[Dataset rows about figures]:
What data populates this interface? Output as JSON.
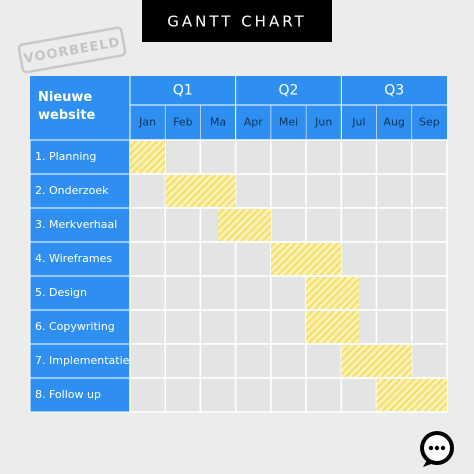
{
  "chart_data": {
    "type": "gantt",
    "title": "GANTT CHART",
    "stamp": "VOORBEELD",
    "corner_label": "Nieuwe website",
    "quarters": [
      "Q1",
      "Q2",
      "Q3"
    ],
    "months": [
      "Jan",
      "Feb",
      "Ma",
      "Apr",
      "Mei",
      "Jun",
      "Jul",
      "Aug",
      "Sep"
    ],
    "categories": [
      "1. Planning",
      "2. Onderzoek",
      "3. Merkverhaal",
      "4. Wireframes",
      "5. Design",
      "6. Copywriting",
      "7. Implementatie",
      "8. Follow up"
    ],
    "start": [
      0,
      1,
      2.5,
      4,
      5,
      5,
      6,
      7
    ],
    "end": [
      1,
      3,
      4,
      6,
      6.5,
      6.5,
      8,
      9
    ],
    "xlim": [
      0,
      9
    ],
    "color": "#f2df6b"
  }
}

[WHAT YOU ARE ASKED TO DO]:
Write the material out again exactly as it appears, dropping the pictures.

[CORRECT RESULT]:
What data populates this interface? Output as JSON.
{
  "chart_data": {
    "type": "gantt",
    "title": "GANTT CHART",
    "stamp": "VOORBEELD",
    "corner_label": "Nieuwe website",
    "quarters": [
      "Q1",
      "Q2",
      "Q3"
    ],
    "months": [
      "Jan",
      "Feb",
      "Ma",
      "Apr",
      "Mei",
      "Jun",
      "Jul",
      "Aug",
      "Sep"
    ],
    "categories": [
      "1. Planning",
      "2. Onderzoek",
      "3. Merkverhaal",
      "4. Wireframes",
      "5. Design",
      "6. Copywriting",
      "7. Implementatie",
      "8. Follow up"
    ],
    "start": [
      0,
      1,
      2.5,
      4,
      5,
      5,
      6,
      7
    ],
    "end": [
      1,
      3,
      4,
      6,
      6.5,
      6.5,
      8,
      9
    ],
    "xlim": [
      0,
      9
    ],
    "color": "#f2df6b"
  }
}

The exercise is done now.